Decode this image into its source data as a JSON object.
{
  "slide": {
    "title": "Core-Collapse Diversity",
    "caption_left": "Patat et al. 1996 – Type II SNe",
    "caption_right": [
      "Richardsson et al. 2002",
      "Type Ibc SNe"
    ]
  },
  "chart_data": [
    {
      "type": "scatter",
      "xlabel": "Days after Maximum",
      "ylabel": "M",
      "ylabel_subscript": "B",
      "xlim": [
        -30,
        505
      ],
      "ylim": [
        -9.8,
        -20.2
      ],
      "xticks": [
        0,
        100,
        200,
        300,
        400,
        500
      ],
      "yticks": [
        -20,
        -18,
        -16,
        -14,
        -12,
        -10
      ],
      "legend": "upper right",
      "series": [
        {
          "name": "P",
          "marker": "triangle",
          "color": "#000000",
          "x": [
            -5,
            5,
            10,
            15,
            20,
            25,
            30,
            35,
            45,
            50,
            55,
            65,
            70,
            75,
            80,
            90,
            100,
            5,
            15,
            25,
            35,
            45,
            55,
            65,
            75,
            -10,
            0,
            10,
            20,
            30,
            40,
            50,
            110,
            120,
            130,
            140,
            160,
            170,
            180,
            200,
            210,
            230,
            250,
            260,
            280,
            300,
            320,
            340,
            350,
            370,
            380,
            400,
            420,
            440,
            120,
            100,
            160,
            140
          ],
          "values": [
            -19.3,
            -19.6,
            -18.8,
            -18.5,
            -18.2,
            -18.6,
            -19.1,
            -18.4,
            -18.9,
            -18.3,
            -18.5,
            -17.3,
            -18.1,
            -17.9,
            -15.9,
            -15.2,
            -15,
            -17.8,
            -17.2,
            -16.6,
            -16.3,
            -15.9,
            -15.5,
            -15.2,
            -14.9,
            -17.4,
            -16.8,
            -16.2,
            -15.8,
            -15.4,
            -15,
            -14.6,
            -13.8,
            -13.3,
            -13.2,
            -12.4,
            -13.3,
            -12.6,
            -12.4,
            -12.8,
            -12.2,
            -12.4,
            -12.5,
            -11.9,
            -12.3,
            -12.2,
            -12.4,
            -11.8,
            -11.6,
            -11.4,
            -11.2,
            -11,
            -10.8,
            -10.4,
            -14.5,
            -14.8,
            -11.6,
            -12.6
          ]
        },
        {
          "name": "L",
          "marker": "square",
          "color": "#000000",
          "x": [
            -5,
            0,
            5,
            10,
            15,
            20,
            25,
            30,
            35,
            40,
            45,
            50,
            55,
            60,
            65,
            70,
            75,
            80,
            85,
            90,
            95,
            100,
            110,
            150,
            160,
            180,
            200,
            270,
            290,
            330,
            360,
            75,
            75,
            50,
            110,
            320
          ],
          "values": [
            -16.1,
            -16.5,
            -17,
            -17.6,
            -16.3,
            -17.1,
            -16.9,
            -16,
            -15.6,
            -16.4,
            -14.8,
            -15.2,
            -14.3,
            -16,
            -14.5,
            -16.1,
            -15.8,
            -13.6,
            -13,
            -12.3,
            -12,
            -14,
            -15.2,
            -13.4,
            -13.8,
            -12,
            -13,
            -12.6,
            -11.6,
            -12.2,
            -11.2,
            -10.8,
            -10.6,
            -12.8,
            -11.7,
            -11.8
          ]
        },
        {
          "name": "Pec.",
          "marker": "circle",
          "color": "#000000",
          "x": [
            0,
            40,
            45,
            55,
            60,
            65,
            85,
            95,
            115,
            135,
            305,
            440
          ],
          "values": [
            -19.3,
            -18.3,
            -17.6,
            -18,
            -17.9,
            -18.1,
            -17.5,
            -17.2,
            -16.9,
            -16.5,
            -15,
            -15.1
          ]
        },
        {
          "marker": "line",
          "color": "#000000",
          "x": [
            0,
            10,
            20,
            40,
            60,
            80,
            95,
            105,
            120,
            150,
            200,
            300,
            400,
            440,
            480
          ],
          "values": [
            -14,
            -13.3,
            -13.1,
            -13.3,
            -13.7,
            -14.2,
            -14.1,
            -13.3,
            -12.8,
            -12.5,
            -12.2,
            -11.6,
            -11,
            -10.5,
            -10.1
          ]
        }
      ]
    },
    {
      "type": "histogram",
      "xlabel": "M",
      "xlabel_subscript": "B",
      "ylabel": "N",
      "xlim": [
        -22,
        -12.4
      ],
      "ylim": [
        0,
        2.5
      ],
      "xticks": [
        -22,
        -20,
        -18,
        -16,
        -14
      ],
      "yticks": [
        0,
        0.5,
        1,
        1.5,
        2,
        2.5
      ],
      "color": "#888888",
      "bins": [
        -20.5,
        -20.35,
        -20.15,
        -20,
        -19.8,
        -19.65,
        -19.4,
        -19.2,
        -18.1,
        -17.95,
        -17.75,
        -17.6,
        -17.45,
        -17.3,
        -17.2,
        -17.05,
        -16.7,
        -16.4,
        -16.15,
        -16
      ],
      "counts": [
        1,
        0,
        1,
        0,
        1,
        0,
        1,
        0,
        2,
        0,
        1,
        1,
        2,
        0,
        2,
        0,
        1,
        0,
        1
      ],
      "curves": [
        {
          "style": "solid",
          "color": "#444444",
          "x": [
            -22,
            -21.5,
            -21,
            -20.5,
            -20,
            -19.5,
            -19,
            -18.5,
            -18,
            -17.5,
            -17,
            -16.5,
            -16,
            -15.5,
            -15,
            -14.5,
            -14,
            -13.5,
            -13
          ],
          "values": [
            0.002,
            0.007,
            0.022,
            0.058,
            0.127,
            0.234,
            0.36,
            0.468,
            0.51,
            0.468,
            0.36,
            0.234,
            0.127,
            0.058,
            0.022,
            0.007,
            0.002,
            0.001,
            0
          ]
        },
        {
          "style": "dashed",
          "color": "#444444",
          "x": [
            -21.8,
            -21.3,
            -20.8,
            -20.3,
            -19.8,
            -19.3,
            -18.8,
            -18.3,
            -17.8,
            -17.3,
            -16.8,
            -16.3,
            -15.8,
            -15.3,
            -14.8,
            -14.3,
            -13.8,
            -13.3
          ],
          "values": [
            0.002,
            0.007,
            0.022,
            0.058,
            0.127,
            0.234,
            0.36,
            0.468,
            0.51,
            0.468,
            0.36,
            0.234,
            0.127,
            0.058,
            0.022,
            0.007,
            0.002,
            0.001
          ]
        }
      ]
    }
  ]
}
----------------
### PROBLEM TO WORK ON
Each record above should be output again exactly.

### EXERCISE OUTPUT
Decode this image into its source data as a JSON object.
{
  "slide": {
    "title": "Core-Collapse Diversity",
    "caption_left": "Patat et al. 1996 – Type II SNe",
    "caption_right": [
      "Richardsson et al. 2002",
      "Type Ibc SNe"
    ]
  },
  "chart_data": [
    {
      "type": "scatter",
      "xlabel": "Days after Maximum",
      "ylabel": "M",
      "ylabel_subscript": "B",
      "xlim": [
        -30,
        505
      ],
      "ylim": [
        -9.8,
        -20.2
      ],
      "xticks": [
        0,
        100,
        200,
        300,
        400,
        500
      ],
      "yticks": [
        -20,
        -18,
        -16,
        -14,
        -12,
        -10
      ],
      "legend": "upper right",
      "series": [
        {
          "name": "P",
          "marker": "triangle",
          "color": "#000000",
          "x": [
            -5,
            5,
            10,
            15,
            20,
            25,
            30,
            35,
            45,
            50,
            55,
            65,
            70,
            75,
            80,
            90,
            100,
            5,
            15,
            25,
            35,
            45,
            55,
            65,
            75,
            -10,
            0,
            10,
            20,
            30,
            40,
            50,
            110,
            120,
            130,
            140,
            160,
            170,
            180,
            200,
            210,
            230,
            250,
            260,
            280,
            300,
            320,
            340,
            350,
            370,
            380,
            400,
            420,
            440,
            120,
            100,
            160,
            140
          ],
          "values": [
            -19.3,
            -19.6,
            -18.8,
            -18.5,
            -18.2,
            -18.6,
            -19.1,
            -18.4,
            -18.9,
            -18.3,
            -18.5,
            -17.3,
            -18.1,
            -17.9,
            -15.9,
            -15.2,
            -15,
            -17.8,
            -17.2,
            -16.6,
            -16.3,
            -15.9,
            -15.5,
            -15.2,
            -14.9,
            -17.4,
            -16.8,
            -16.2,
            -15.8,
            -15.4,
            -15,
            -14.6,
            -13.8,
            -13.3,
            -13.2,
            -12.4,
            -13.3,
            -12.6,
            -12.4,
            -12.8,
            -12.2,
            -12.4,
            -12.5,
            -11.9,
            -12.3,
            -12.2,
            -12.4,
            -11.8,
            -11.6,
            -11.4,
            -11.2,
            -11,
            -10.8,
            -10.4,
            -14.5,
            -14.8,
            -11.6,
            -12.6
          ]
        },
        {
          "name": "L",
          "marker": "square",
          "color": "#000000",
          "x": [
            -5,
            0,
            5,
            10,
            15,
            20,
            25,
            30,
            35,
            40,
            45,
            50,
            55,
            60,
            65,
            70,
            75,
            80,
            85,
            90,
            95,
            100,
            110,
            150,
            160,
            180,
            200,
            270,
            290,
            330,
            360,
            75,
            75,
            50,
            110,
            320
          ],
          "values": [
            -16.1,
            -16.5,
            -17,
            -17.6,
            -16.3,
            -17.1,
            -16.9,
            -16,
            -15.6,
            -16.4,
            -14.8,
            -15.2,
            -14.3,
            -16,
            -14.5,
            -16.1,
            -15.8,
            -13.6,
            -13,
            -12.3,
            -12,
            -14,
            -15.2,
            -13.4,
            -13.8,
            -12,
            -13,
            -12.6,
            -11.6,
            -12.2,
            -11.2,
            -10.8,
            -10.6,
            -12.8,
            -11.7,
            -11.8
          ]
        },
        {
          "name": "Pec.",
          "marker": "circle",
          "color": "#000000",
          "x": [
            0,
            40,
            45,
            55,
            60,
            65,
            85,
            95,
            115,
            135,
            305,
            440
          ],
          "values": [
            -19.3,
            -18.3,
            -17.6,
            -18,
            -17.9,
            -18.1,
            -17.5,
            -17.2,
            -16.9,
            -16.5,
            -15,
            -15.1
          ]
        },
        {
          "marker": "line",
          "color": "#000000",
          "x": [
            0,
            10,
            20,
            40,
            60,
            80,
            95,
            105,
            120,
            150,
            200,
            300,
            400,
            440,
            480
          ],
          "values": [
            -14,
            -13.3,
            -13.1,
            -13.3,
            -13.7,
            -14.2,
            -14.1,
            -13.3,
            -12.8,
            -12.5,
            -12.2,
            -11.6,
            -11,
            -10.5,
            -10.1
          ]
        }
      ]
    },
    {
      "type": "histogram",
      "xlabel": "M",
      "xlabel_subscript": "B",
      "ylabel": "N",
      "xlim": [
        -22,
        -12.4
      ],
      "ylim": [
        0,
        2.5
      ],
      "xticks": [
        -22,
        -20,
        -18,
        -16,
        -14
      ],
      "yticks": [
        0,
        0.5,
        1,
        1.5,
        2,
        2.5
      ],
      "color": "#888888",
      "bins": [
        -20.5,
        -20.35,
        -20.15,
        -20,
        -19.8,
        -19.65,
        -19.4,
        -19.2,
        -18.1,
        -17.95,
        -17.75,
        -17.6,
        -17.45,
        -17.3,
        -17.2,
        -17.05,
        -16.7,
        -16.4,
        -16.15,
        -16
      ],
      "counts": [
        1,
        0,
        1,
        0,
        1,
        0,
        1,
        0,
        2,
        0,
        1,
        1,
        2,
        0,
        2,
        0,
        1,
        0,
        1
      ],
      "curves": [
        {
          "style": "solid",
          "color": "#444444",
          "x": [
            -22,
            -21.5,
            -21,
            -20.5,
            -20,
            -19.5,
            -19,
            -18.5,
            -18,
            -17.5,
            -17,
            -16.5,
            -16,
            -15.5,
            -15,
            -14.5,
            -14,
            -13.5,
            -13
          ],
          "values": [
            0.002,
            0.007,
            0.022,
            0.058,
            0.127,
            0.234,
            0.36,
            0.468,
            0.51,
            0.468,
            0.36,
            0.234,
            0.127,
            0.058,
            0.022,
            0.007,
            0.002,
            0.001,
            0
          ]
        },
        {
          "style": "dashed",
          "color": "#444444",
          "x": [
            -21.8,
            -21.3,
            -20.8,
            -20.3,
            -19.8,
            -19.3,
            -18.8,
            -18.3,
            -17.8,
            -17.3,
            -16.8,
            -16.3,
            -15.8,
            -15.3,
            -14.8,
            -14.3,
            -13.8,
            -13.3
          ],
          "values": [
            0.002,
            0.007,
            0.022,
            0.058,
            0.127,
            0.234,
            0.36,
            0.468,
            0.51,
            0.468,
            0.36,
            0.234,
            0.127,
            0.058,
            0.022,
            0.007,
            0.002,
            0.001
          ]
        }
      ]
    }
  ]
}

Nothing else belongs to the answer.